---------- Supplied passage
On January 13, 1996, 9-year-old Amber Hagerman was riding her bicycle in Arlington, Texas, when a neighbor heard her scream. The neighbor saw a man pull Amber off her bike, throw her into the front seat of his pickup truck, and drive away at a high rate of speed. The neighbor called police and provided a description of the suspect and his vehicle. Arlington Police and the FBI interviewed other neighbors and searched for the suspect and vehicle. Local radio and television stations covered the story in their regular newscasts. Four days later Amber’s body was found in a drainage ditch four miles away. Her kidnapping and murder still remain unsolved.


Arkansas uses the Morgan Nick Amber Alert System. It is named for 6-year-old Morgan Nick who was abducted from a little league ball game by an unidentified man at 10:45 p.m. on June 9, 1995 in Alma, Arkansas

Georgia has the Levi’s Call in memory of Levi Frady.

On October 22, 1997, after a day of playing with his friends, 11-year old Levi Frady headed toward his rural Forsyth County home. It was getting dark but his house was less than a mile away, and he and his trusty bike had made the trip dozens of times. Tragically, on this evening, Levi would not make it home. He was abducted, driven to a neighboring county, and brutally murdered. The next day, his body was found in a wooded area. Law enforcement are still searching for his killer(s).

It also has Mattie’s Call

Established by the Georgia General Assembly in 2006, Mattie’s Call is an emergency missing alert for disabled or elderly persons. The alert is an investigative tool that can only be activated by a local law enforcement agency.

Kimberly’s Call

Kimberly’s Call, established by legislation in 2006, is an emergency alert issued by local law enforcement when violent criminals are at large and may be of serious threat to the public.

Hawaii has the Maile Amber Alert

MAILE AMBER is an acronym for Minor Abducted in Life-threatening Emergency and America’s Missing Broadcast Emergency Response. It is named in memory of 6-year-old Maile Gilbertof Kailua and 9-year-old Amber Hagerman of Arlington, Texas.
--------------------
**Requirement 1**: Which alerts or alert systems does the passage on missing-person alerts name?
The passage and the listing are unrelated.
---------- Items
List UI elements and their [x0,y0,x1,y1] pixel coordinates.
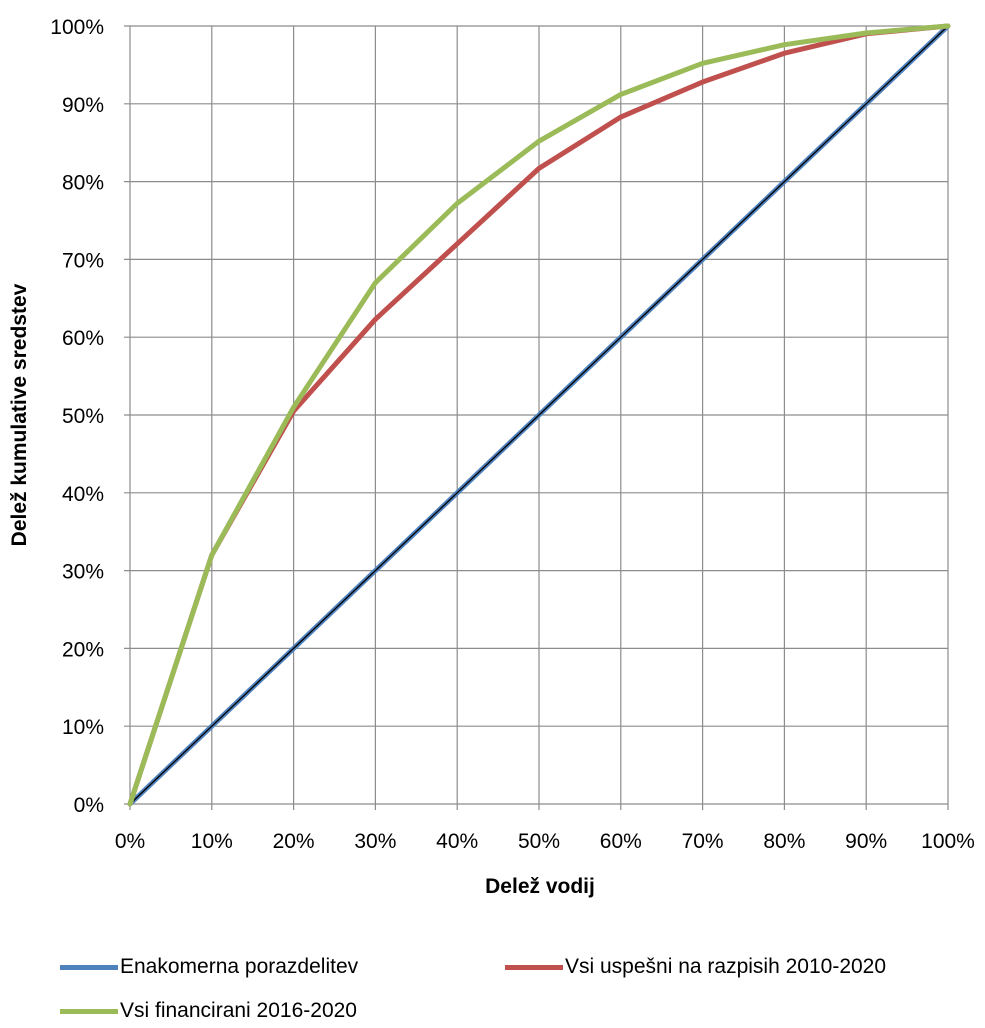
y-tick-label-10: 100% [50,16,104,39]
x-tick-label-3: 30% [354,830,396,853]
legend-swatch-1 [505,964,563,970]
legend-swatch-2 [60,1008,118,1014]
y-tick-label-7: 70% [62,249,104,272]
x-tick-label-10: 100% [921,830,975,853]
series-lines [127,23,951,807]
y-tick-label-1: 10% [62,716,104,739]
y-tick-label-0: 0% [74,794,104,817]
x-tick-label-5: 50% [518,830,560,853]
y-tick-label-3: 30% [62,561,104,584]
legend-item-1: Vsi uspešni na razpisih 2010-2020 [505,955,886,979]
chart: 0% 10% 20% 30% 40% 50% 60% 70% 80% 90% 100% 0% 10% 2… [8,16,975,898]
y-axis-title: Delež kumulative sredstev [8,283,31,546]
x-tick-label-0: 0% [115,830,145,853]
series-line-0-inner [129,25,949,805]
legend-label-0: Enakomerna porazdelitev [120,955,359,978]
legend-swatch-0 [60,964,118,970]
y-tick-label-8: 80% [62,172,104,195]
x-tick-label-7: 70% [682,830,724,853]
x-tick-label-8: 80% [763,830,805,853]
y-tick-label-6: 60% [62,327,104,350]
x-tick-label-4: 40% [436,830,478,853]
y-tick-label-5: 50% [62,405,104,428]
legend-item-2: Vsi financirani 2016-2020 [60,999,357,1023]
x-tick-label-1: 10% [191,830,233,853]
x-axis-title: Delež vodij [485,875,595,898]
series-line-2 [127,23,951,807]
grid [124,25,949,810]
x-tick-label-9: 90% [845,830,887,853]
legend-label-2: Vsi financirani 2016-2020 [120,999,357,1022]
legend-item-0: Enakomerna porazdelitev [60,955,358,979]
x-tick-label-6: 60% [600,830,642,853]
legend-label-1: Vsi uspešni na razpisih 2010-2020 [565,955,887,978]
y-tick-label-2: 20% [62,638,104,661]
x-tick-label-2: 20% [273,830,315,853]
y-tick-label-9: 90% [62,94,104,117]
y-tick-labels: 0% 10% 20% 30% 40% 50% 60% 70% 80% 90% 100% [50,16,104,817]
x-tick-labels: 0% 10% 20% 30% 40% 50% 60% 70% 80% 90% 100% [115,830,975,853]
y-tick-label-4: 40% [62,483,104,506]
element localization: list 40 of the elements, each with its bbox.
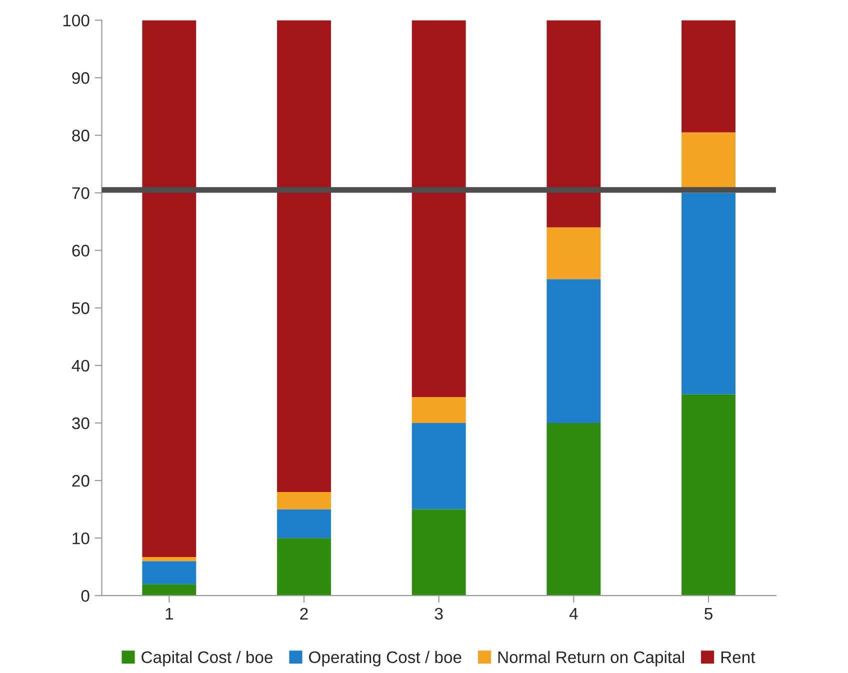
bar [277, 509, 331, 538]
bar [546, 422, 601, 596]
legend-label: Operating Cost / boe [309, 650, 462, 666]
x-tick-label: 4 [569, 608, 578, 620]
bar [142, 561, 196, 584]
bar [412, 20, 466, 398]
y-tick-label: 20 [72, 474, 90, 487]
y-tick-label: 50 [72, 302, 90, 314]
x-tick-label: 5 [704, 608, 712, 620]
x-tick-label: 2 [300, 608, 308, 620]
legend-label: Rent [721, 651, 756, 664]
bar [682, 192, 736, 394]
bar [277, 20, 331, 492]
bar [412, 422, 466, 510]
x-tick-label: 1 [166, 608, 173, 620]
y-tick-label: 60 [72, 244, 90, 257]
bar [546, 20, 601, 228]
bar [142, 20, 196, 558]
bar [412, 509, 466, 596]
x-tick-label: 3 [434, 608, 443, 620]
bar [682, 132, 736, 193]
bar [546, 279, 601, 423]
y-tick-label: 0 [81, 590, 90, 602]
bar [277, 492, 331, 510]
bar [546, 227, 601, 280]
bar [412, 397, 466, 423]
y-tick-label: 30 [72, 417, 90, 430]
legend-label: Capital Cost / boe [142, 650, 272, 666]
legend-label: Normal Return on Capital [498, 650, 684, 666]
bar [682, 20, 736, 132]
y-tick-label: 70 [72, 187, 90, 200]
y-tick-label: 40 [72, 360, 90, 372]
y-tick-label: 90 [72, 72, 90, 84]
bar [142, 557, 196, 562]
y-tick-label: 80 [72, 130, 90, 142]
y-tick-label: 100 [63, 14, 90, 26]
bar [142, 584, 196, 596]
y-tick-label: 10 [72, 532, 90, 544]
bar [682, 394, 736, 596]
bar [277, 538, 331, 596]
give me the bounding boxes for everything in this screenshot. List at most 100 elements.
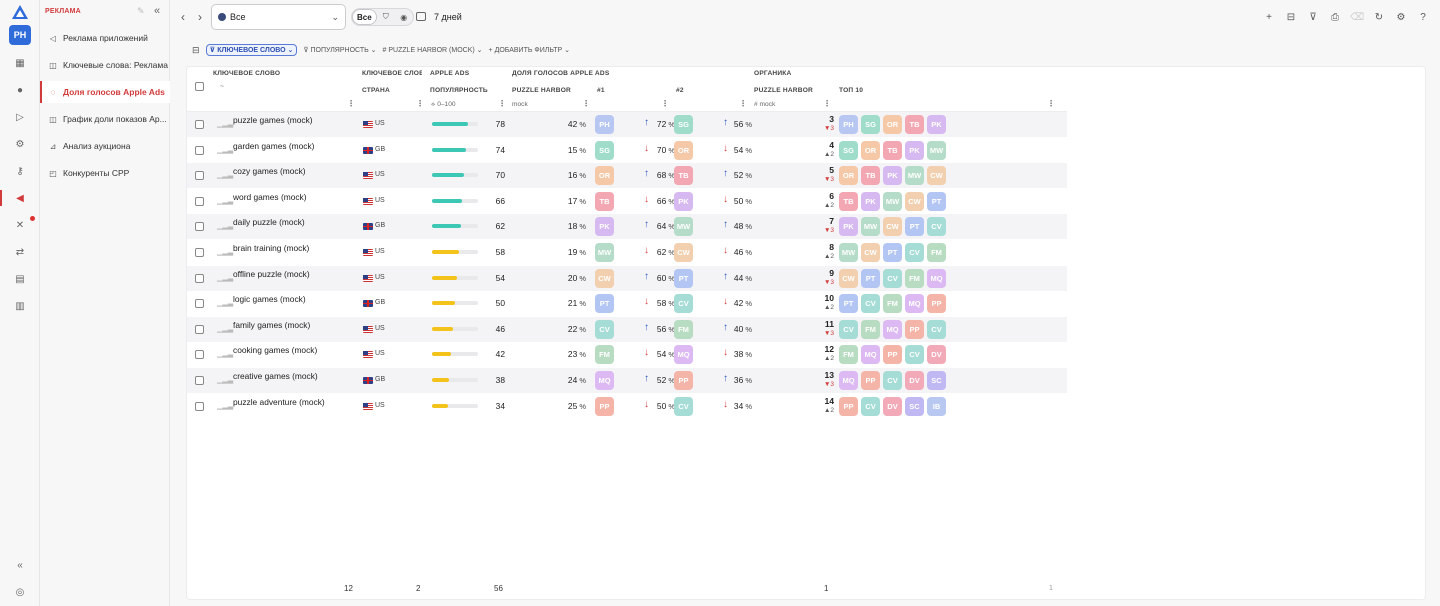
app-avatar[interactable]: DV [927,345,946,365]
keyword-cell[interactable]: offline puzzle (mock) [233,268,310,279]
sidebar-item-app-ads[interactable]: ◁ Реклама приложений [40,27,170,49]
column-menu-icon[interactable]: ⋮ [1047,99,1055,108]
refresh-icon[interactable]: ↻ [1374,11,1384,23]
app-avatar[interactable]: PK [839,217,858,237]
help-icon[interactable]: ? [1420,11,1426,23]
device-icon[interactable]: ⊟ [192,44,200,55]
settings-icon[interactable]: ⚙ [15,138,25,150]
app-avatar[interactable]: PK [674,191,693,211]
app-avatar[interactable]: PH [595,115,614,134]
app-avatar[interactable]: CW [905,191,924,211]
app-avatar[interactable]: CV [927,217,946,237]
keyword-cell[interactable]: creative games (mock) [233,371,318,381]
settings-icon[interactable]: ⚙ [1396,11,1406,23]
app-avatar[interactable]: CV [927,319,946,339]
back-arrow-icon[interactable]: ‹ [181,10,185,24]
table-row[interactable]: ▁▂▃ cozy games (mock) US 70 16 % OR ↑ 68 % TB ↑ 52… [187,163,1067,189]
app-avatar[interactable]: FM [883,294,902,314]
add-filter-button[interactable]: + ДОБАВИТЬ ФИЛЬТР ⌄ [488,46,570,55]
app-avatar[interactable]: TB [861,166,880,186]
date-range-picker[interactable]: 7 дней [416,12,462,22]
app-avatar[interactable]: IB [927,396,946,416]
app-avatar[interactable]: PT [674,268,693,288]
organic-filter-input[interactable]: # mock [754,101,776,108]
app-avatar[interactable]: MW [905,166,924,186]
app-avatar[interactable]: PT [883,243,902,262]
app-avatar[interactable]: CV [861,294,880,314]
app-avatar[interactable]: PT [861,268,880,288]
keyword-cell[interactable]: daily puzzle (mock) [233,217,305,228]
app-avatar[interactable]: MQ [674,345,693,365]
plus-icon[interactable]: + [1266,11,1272,23]
app-avatar[interactable]: SC [905,396,924,416]
table-row[interactable]: ▁▂▃ offline puzzle (mock) US 54 20 % CW ↑ 60 % P… [187,265,1067,291]
app-avatar[interactable]: OR [674,140,693,160]
popularity-range-filter[interactable]: ⟡ 0–100 [431,101,456,108]
collapse-sidebar-icon[interactable]: « [154,5,161,17]
column-menu-icon[interactable]: ⋮ [582,99,590,108]
keyword-cell[interactable]: puzzle adventure (mock) [233,396,325,407]
play-icon[interactable]: ▷ [16,111,24,123]
app-avatar[interactable]: DV [883,396,902,416]
apple-icon[interactable]: ● [16,84,24,96]
app-select[interactable]: Все ⌄ [211,4,346,30]
app-avatar[interactable]: TB [595,191,614,211]
app-avatar[interactable]: FM [861,319,880,339]
app-avatar[interactable]: CV [905,243,924,262]
app-avatar[interactable]: CW [861,243,880,262]
share-filter-input[interactable]: mock [512,101,528,108]
key-icon[interactable]: ⚷ [16,165,24,177]
row-checkbox[interactable] [195,248,204,257]
header-organic[interactable]: ОРГАНИКА [754,70,792,77]
table-icon[interactable]: ▥ [15,300,25,312]
keyword-cell[interactable]: brain training (mock) [233,243,310,253]
app-avatar[interactable]: PT [595,294,614,314]
row-checkbox[interactable] [195,401,204,411]
filter-app[interactable]: # PUZZLE HARBOR (MOCK) ⌄ [382,46,483,55]
app-avatar[interactable]: MQ [861,345,880,365]
column-menu-icon[interactable]: ⋮ [661,99,669,108]
keyword-cell[interactable]: logic games (mock) [233,294,306,305]
keyword-cell[interactable]: puzzle games (mock) [233,115,313,125]
segment-all[interactable]: Все [352,9,377,25]
keyword-cell[interactable]: word games (mock) [233,191,307,202]
row-checkbox[interactable] [195,145,204,155]
sidebar-item-cpp-competitors[interactable]: ◰ Конкуренты CPP [40,162,170,184]
app-avatar[interactable]: OR [595,166,614,186]
header-puzzle-harbor[interactable]: PUZZLE HARBOR [512,87,572,94]
row-checkbox[interactable] [195,171,204,181]
trash-icon[interactable]: ⌫ [1349,11,1365,23]
app-avatar[interactable]: SG [674,115,693,134]
header-top10[interactable]: ТОП 10 [839,87,864,94]
header-apple-ads[interactable]: APPLE ADS [430,70,470,77]
table-row[interactable]: ▁▂▃ family games (mock) US 46 22 % CV ↑ 56 % FM ↑… [187,316,1067,342]
avatar[interactable]: PH [9,25,31,45]
table-row[interactable]: ▁▂▃ daily puzzle (mock) GB 62 18 % PK ↑ 64 % MW ↑… [187,214,1067,240]
app-avatar[interactable]: MW [595,243,614,262]
app-avatar[interactable]: MQ [595,371,614,390]
row-checkbox[interactable] [195,273,204,283]
header-keyword[interactable]: КЛЮЧЕВОЕ СЛОВО [213,70,281,77]
filter-keyword[interactable]: ⊽ КЛЮЧЕВОЕ СЛОВО ⌄ [205,44,298,56]
person-icon[interactable]: ◉ [400,12,408,22]
app-avatar[interactable]: MQ [883,319,902,339]
app-avatar[interactable]: MW [883,191,902,211]
row-checkbox[interactable] [195,350,204,360]
keyword-cell[interactable]: family games (mock) [233,319,311,330]
app-avatar[interactable]: CV [674,396,693,416]
app-avatar[interactable]: SG [861,115,880,134]
app-avatar[interactable]: OR [861,140,880,160]
shield-icon[interactable]: ⛉ [382,12,389,21]
sidebar-item-share-of-voice[interactable]: ◌ Доля голосов Apple Ads [40,81,170,103]
app-avatar[interactable]: MW [839,243,858,262]
chart-icon[interactable]: ▤ [15,273,25,285]
export-icon[interactable]: ⎙ [1331,11,1339,23]
app-avatar[interactable]: PP [861,371,880,390]
keyword-cell[interactable]: cooking games (mock) [233,345,318,356]
app-avatar[interactable]: PP [905,319,924,339]
megaphone-icon[interactable]: ◀ [0,190,28,206]
edit-icon[interactable]: ✎ [137,6,145,16]
sidebar-item-keywords-ads[interactable]: ◫ Ключевые слова: Реклама [40,54,170,76]
app-avatar[interactable]: CW [839,268,858,288]
app-avatar[interactable]: PT [905,217,924,237]
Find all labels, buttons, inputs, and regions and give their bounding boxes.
--------------------
**Requirement 2**: Can you transcribe the listing lines word for word, starting with the line containing "bar [277, 509, 331, 538]" and going on through the line containing "x-tick-label: 2 [300, 608, 308, 620]"?

**Full response 1**:
- Morgan Nick Amber Alert System
- Levi's Call
- Mattie's Call
- Kimberly's Call
- Maile Amber Alert

**Full response 2**:
bar [277, 509, 331, 538]
bar [546, 422, 601, 596]
legend-label: Operating Cost / boe [309, 650, 462, 666]
x-tick-label: 4 [569, 608, 578, 620]
bar [142, 561, 196, 584]
bar [412, 20, 466, 398]
y-tick-label: 20 [72, 474, 90, 487]
y-tick-label: 50 [72, 302, 90, 314]
x-tick-label: 5 [704, 608, 712, 620]
x-tick-label: 2 [300, 608, 308, 620]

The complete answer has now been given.